With the pictures omitted, write out the entries that follow exactly as they stand.

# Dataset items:
★ ★ ★ ★ ★ ★ ★
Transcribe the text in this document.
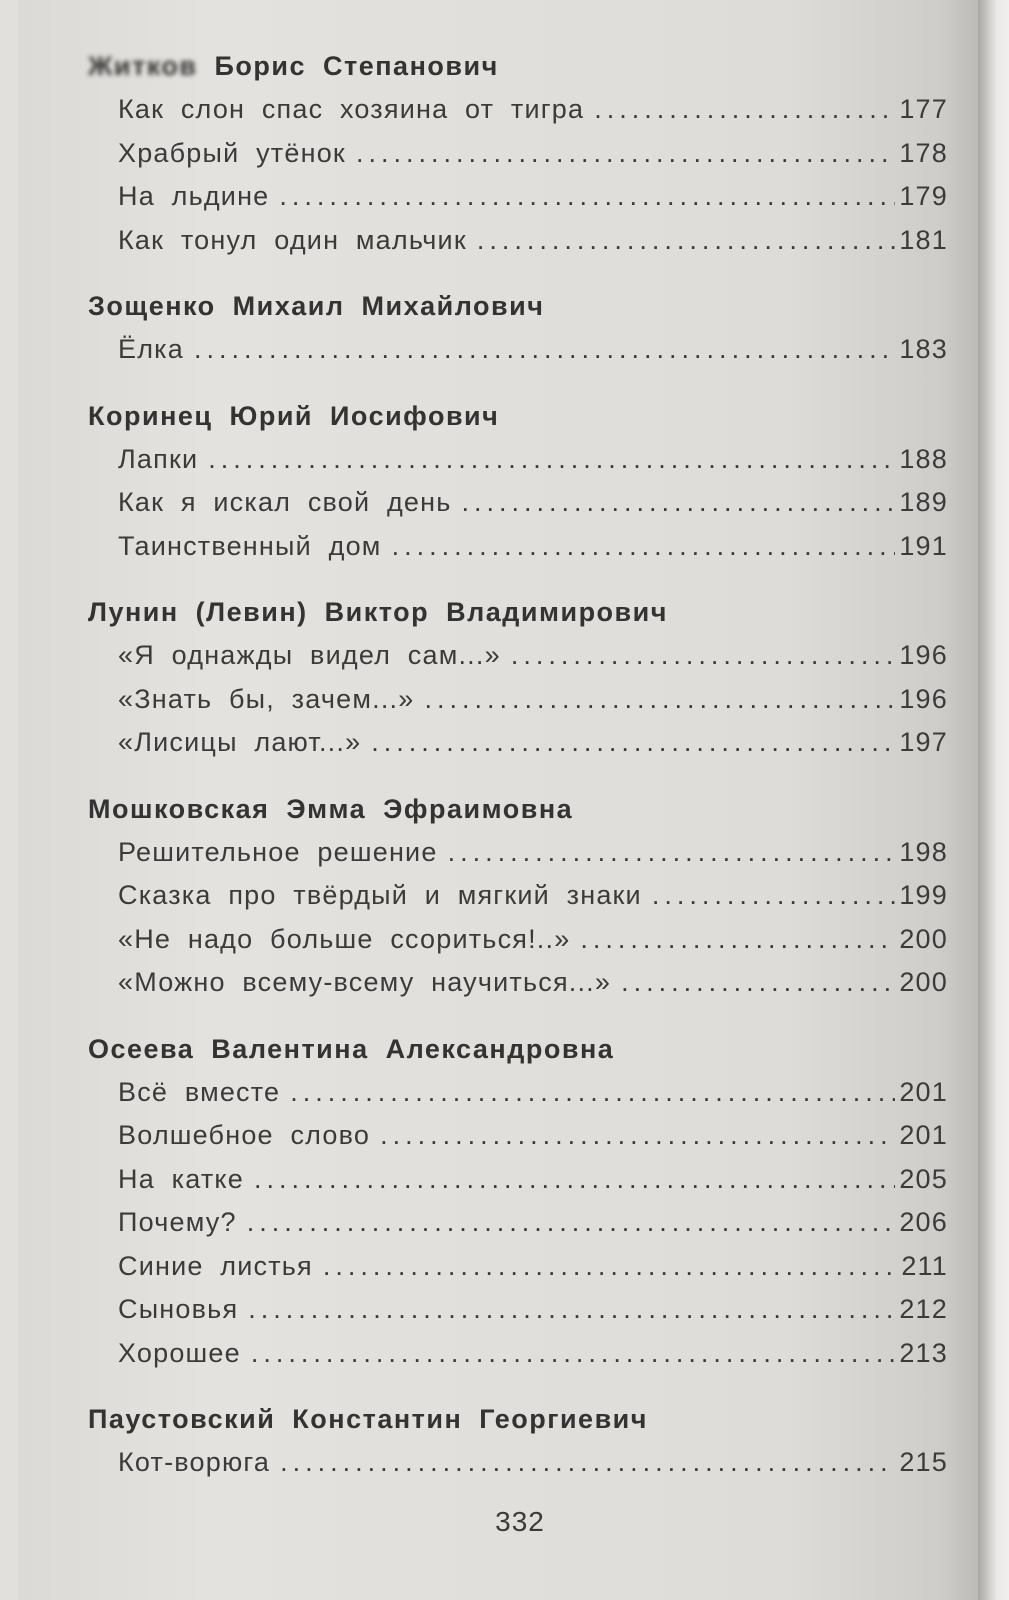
Житков Борис Степанович
Как слон спас хозяина от тигра .....	177
Храбрый утёнок .....	178
На льдине .....	179
Как тонул один мальчик .....	181
Зощенко Михаил Михайлович
Ёлка .....	183
Коринец Юрий Иосифович
Лапки .....	188
Как я искал свой день .....	189
Таинственный дом .....	191
Лунин (Левин) Виктор Владимирович
«Я однажды видел сам...» .....	196
«Знать бы, зачем...» .....	196
«Лисицы лают...» .....	197
Мошковская Эмма Эфраимовна
Решительное решение .....	198
Сказка про твёрдый и мягкий знаки .....	199
«Не надо больше ссориться!..» .....	200
«Можно всему-всему научиться...» .....	200
Осеева Валентина Александровна
Всё вместе .....	201
Волшебное слово .....	201
На катке .....	205
Почему? .....	206
Синие листья .....	211
Сыновья .....	212
Хорошее .....	213
Паустовский Константин Георгиевич
Кот-ворюга .....	215
332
★ ★ ★ ★ ★ ★ ★
# RESULT FOR THIS EXERCISE:
Transcribe the text in this document.
Житков Борис Степанович
Как слон спас хозяина от тигра .....	177
Храбрый утёнок .....	178
На льдине .....	179
Как тонул один мальчик .....	181
Зощенко Михаил Михайлович
Ёлка .....	183
Коринец Юрий Иосифович
Лапки .....	188
Как я искал свой день .....	189
Таинственный дом .....	191
Лунин (Левин) Виктор Владимирович
«Я однажды видел сам...» .....	196
«Знать бы, зачем...» .....	196
«Лисицы лают...» .....	197
Мошковская Эмма Эфраимовна
Решительное решение .....	198
Сказка про твёрдый и мягкий знаки .....	199
«Не надо больше ссориться!..» .....	200
«Можно всему-всему научиться...» .....	200
Осеева Валентина Александровна
Всё вместе .....	201
Волшебное слово .....	201
На катке .....	205
Почему? .....	206
Синие листья .....	211
Сыновья .....	212
Хорошее .....	213
Паустовский Константин Георгиевич
Кот-ворюга .....	215
332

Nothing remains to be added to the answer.